*Stated exercise*. Write out each line of the material again, word for word.

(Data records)
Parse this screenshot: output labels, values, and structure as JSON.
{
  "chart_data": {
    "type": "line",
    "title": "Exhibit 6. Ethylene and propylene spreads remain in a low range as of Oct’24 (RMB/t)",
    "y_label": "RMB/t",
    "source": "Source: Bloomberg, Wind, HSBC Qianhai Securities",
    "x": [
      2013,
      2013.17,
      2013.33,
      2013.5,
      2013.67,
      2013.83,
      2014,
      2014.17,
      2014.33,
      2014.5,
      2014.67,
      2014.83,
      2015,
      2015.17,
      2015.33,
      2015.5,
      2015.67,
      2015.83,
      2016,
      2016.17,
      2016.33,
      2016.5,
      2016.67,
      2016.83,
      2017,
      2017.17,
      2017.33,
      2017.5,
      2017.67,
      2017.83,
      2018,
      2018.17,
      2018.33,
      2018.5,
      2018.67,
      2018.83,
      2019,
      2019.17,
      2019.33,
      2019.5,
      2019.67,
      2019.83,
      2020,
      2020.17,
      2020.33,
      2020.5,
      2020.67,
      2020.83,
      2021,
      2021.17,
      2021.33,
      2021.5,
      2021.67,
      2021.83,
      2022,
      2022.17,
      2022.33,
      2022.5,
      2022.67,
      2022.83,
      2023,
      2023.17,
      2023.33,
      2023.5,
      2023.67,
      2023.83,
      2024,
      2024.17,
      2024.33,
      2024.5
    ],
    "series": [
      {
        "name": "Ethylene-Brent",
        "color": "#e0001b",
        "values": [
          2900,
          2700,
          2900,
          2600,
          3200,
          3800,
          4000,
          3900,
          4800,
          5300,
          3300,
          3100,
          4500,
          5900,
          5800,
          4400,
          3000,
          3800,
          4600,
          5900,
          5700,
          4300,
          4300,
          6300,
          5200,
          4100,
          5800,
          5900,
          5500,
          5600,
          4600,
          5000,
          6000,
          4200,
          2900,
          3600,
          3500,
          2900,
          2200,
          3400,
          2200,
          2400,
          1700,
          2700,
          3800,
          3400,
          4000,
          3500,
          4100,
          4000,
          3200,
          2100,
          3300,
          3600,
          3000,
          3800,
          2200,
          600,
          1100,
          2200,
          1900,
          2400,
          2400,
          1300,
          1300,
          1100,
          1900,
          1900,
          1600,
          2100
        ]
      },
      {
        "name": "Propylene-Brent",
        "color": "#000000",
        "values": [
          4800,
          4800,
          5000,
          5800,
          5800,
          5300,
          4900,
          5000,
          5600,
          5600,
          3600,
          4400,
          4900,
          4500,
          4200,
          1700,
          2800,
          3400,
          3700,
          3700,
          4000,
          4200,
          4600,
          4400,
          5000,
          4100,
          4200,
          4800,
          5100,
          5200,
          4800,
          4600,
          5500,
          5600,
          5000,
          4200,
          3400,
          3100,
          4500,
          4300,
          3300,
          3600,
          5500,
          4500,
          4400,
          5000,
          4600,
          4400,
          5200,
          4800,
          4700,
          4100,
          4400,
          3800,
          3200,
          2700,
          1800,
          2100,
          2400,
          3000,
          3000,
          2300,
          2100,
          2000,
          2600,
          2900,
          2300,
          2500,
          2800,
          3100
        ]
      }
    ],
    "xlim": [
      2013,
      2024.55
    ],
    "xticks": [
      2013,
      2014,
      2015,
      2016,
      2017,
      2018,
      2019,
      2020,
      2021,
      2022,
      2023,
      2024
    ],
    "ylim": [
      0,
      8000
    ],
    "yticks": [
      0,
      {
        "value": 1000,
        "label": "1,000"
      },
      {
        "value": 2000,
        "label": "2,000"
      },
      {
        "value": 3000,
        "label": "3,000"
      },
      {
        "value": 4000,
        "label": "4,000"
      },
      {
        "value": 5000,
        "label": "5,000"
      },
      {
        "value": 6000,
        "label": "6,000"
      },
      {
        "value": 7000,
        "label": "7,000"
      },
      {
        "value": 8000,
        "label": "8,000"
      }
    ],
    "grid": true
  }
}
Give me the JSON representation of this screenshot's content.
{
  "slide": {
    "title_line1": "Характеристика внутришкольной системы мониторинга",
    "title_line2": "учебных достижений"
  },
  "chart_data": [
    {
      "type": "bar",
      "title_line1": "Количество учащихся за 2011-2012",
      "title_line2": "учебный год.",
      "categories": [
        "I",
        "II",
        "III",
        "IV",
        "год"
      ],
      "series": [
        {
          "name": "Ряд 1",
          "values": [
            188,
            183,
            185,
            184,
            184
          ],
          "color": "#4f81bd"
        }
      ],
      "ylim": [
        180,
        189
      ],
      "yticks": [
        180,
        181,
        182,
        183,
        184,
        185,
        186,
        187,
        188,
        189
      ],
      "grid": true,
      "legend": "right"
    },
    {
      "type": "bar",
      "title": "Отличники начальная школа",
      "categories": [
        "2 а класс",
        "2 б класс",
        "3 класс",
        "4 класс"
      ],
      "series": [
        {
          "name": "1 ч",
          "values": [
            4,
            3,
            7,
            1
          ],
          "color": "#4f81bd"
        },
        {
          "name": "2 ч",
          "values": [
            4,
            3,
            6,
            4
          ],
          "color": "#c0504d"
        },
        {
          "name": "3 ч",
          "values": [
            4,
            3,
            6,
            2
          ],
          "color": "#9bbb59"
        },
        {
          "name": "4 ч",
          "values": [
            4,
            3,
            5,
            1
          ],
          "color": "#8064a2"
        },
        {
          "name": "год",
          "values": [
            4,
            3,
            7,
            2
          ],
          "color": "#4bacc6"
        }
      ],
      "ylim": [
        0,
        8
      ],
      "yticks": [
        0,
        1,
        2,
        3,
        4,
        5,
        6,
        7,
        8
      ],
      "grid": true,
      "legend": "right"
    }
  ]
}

*Task response*.
Parse this screenshot: output labels, values, and structure as JSON.
{
  "chart_data": {
    "type": "line",
    "title": "Exhibit 6. Ethylene and propylene spreads remain in a low range as of Oct’24 (RMB/t)",
    "y_label": "RMB/t",
    "source": "Source: Bloomberg, Wind, HSBC Qianhai Securities",
    "x": [
      2013,
      2013.17,
      2013.33,
      2013.5,
      2013.67,
      2013.83,
      2014,
      2014.17,
      2014.33,
      2014.5,
      2014.67,
      2014.83,
      2015,
      2015.17,
      2015.33,
      2015.5,
      2015.67,
      2015.83,
      2016,
      2016.17,
      2016.33,
      2016.5,
      2016.67,
      2016.83,
      2017,
      2017.17,
      2017.33,
      2017.5,
      2017.67,
      2017.83,
      2018,
      2018.17,
      2018.33,
      2018.5,
      2018.67,
      2018.83,
      2019,
      2019.17,
      2019.33,
      2019.5,
      2019.67,
      2019.83,
      2020,
      2020.17,
      2020.33,
      2020.5,
      2020.67,
      2020.83,
      2021,
      2021.17,
      2021.33,
      2021.5,
      2021.67,
      2021.83,
      2022,
      2022.17,
      2022.33,
      2022.5,
      2022.67,
      2022.83,
      2023,
      2023.17,
      2023.33,
      2023.5,
      2023.67,
      2023.83,
      2024,
      2024.17,
      2024.33,
      2024.5
    ],
    "series": [
      {
        "name": "Ethylene-Brent",
        "color": "#e0001b",
        "values": [
          2900,
          2700,
          2900,
          2600,
          3200,
          3800,
          4000,
          3900,
          4800,
          5300,
          3300,
          3100,
          4500,
          5900,
          5800,
          4400,
          3000,
          3800,
          4600,
          5900,
          5700,
          4300,
          4300,
          6300,
          5200,
          4100,
          5800,
          5900,
          5500,
          5600,
          4600,
          5000,
          6000,
          4200,
          2900,
          3600,
          3500,
          2900,
          2200,
          3400,
          2200,
          2400,
          1700,
          2700,
          3800,
          3400,
          4000,
          3500,
          4100,
          4000,
          3200,
          2100,
          3300,
          3600,
          3000,
          3800,
          2200,
          600,
          1100,
          2200,
          1900,
          2400,
          2400,
          1300,
          1300,
          1100,
          1900,
          1900,
          1600,
          2100
        ]
      },
      {
        "name": "Propylene-Brent",
        "color": "#000000",
        "values": [
          4800,
          4800,
          5000,
          5800,
          5800,
          5300,
          4900,
          5000,
          5600,
          5600,
          3600,
          4400,
          4900,
          4500,
          4200,
          1700,
          2800,
          3400,
          3700,
          3700,
          4000,
          4200,
          4600,
          4400,
          5000,
          4100,
          4200,
          4800,
          5100,
          5200,
          4800,
          4600,
          5500,
          5600,
          5000,
          4200,
          3400,
          3100,
          4500,
          4300,
          3300,
          3600,
          5500,
          4500,
          4400,
          5000,
          4600,
          4400,
          5200,
          4800,
          4700,
          4100,
          4400,
          3800,
          3200,
          2700,
          1800,
          2100,
          2400,
          3000,
          3000,
          2300,
          2100,
          2000,
          2600,
          2900,
          2300,
          2500,
          2800,
          3100
        ]
      }
    ],
    "xlim": [
      2013,
      2024.55
    ],
    "xticks": [
      2013,
      2014,
      2015,
      2016,
      2017,
      2018,
      2019,
      2020,
      2021,
      2022,
      2023,
      2024
    ],
    "ylim": [
      0,
      8000
    ],
    "yticks": [
      0,
      {
        "value": 1000,
        "label": "1,000"
      },
      {
        "value": 2000,
        "label": "2,000"
      },
      {
        "value": 3000,
        "label": "3,000"
      },
      {
        "value": 4000,
        "label": "4,000"
      },
      {
        "value": 5000,
        "label": "5,000"
      },
      {
        "value": 6000,
        "label": "6,000"
      },
      {
        "value": 7000,
        "label": "7,000"
      },
      {
        "value": 8000,
        "label": "8,000"
      }
    ],
    "grid": true
  }
}
Give me the JSON representation of this screenshot's content.
{
  "slide": {
    "title_line1": "Характеристика внутришкольной системы мониторинга",
    "title_line2": "учебных достижений"
  },
  "chart_data": [
    {
      "type": "bar",
      "title_line1": "Количество учащихся за 2011-2012",
      "title_line2": "учебный год.",
      "categories": [
        "I",
        "II",
        "III",
        "IV",
        "год"
      ],
      "series": [
        {
          "name": "Ряд 1",
          "values": [
            188,
            183,
            185,
            184,
            184
          ],
          "color": "#4f81bd"
        }
      ],
      "ylim": [
        180,
        189
      ],
      "yticks": [
        180,
        181,
        182,
        183,
        184,
        185,
        186,
        187,
        188,
        189
      ],
      "grid": true,
      "legend": "right"
    },
    {
      "type": "bar",
      "title": "Отличники начальная школа",
      "categories": [
        "2 а класс",
        "2 б класс",
        "3 класс",
        "4 класс"
      ],
      "series": [
        {
          "name": "1 ч",
          "values": [
            4,
            3,
            7,
            1
          ],
          "color": "#4f81bd"
        },
        {
          "name": "2 ч",
          "values": [
            4,
            3,
            6,
            4
          ],
          "color": "#c0504d"
        },
        {
          "name": "3 ч",
          "values": [
            4,
            3,
            6,
            2
          ],
          "color": "#9bbb59"
        },
        {
          "name": "4 ч",
          "values": [
            4,
            3,
            5,
            1
          ],
          "color": "#8064a2"
        },
        {
          "name": "год",
          "values": [
            4,
            3,
            7,
            2
          ],
          "color": "#4bacc6"
        }
      ],
      "ylim": [
        0,
        8
      ],
      "yticks": [
        0,
        1,
        2,
        3,
        4,
        5,
        6,
        7,
        8
      ],
      "grid": true,
      "legend": "right"
    }
  ]
}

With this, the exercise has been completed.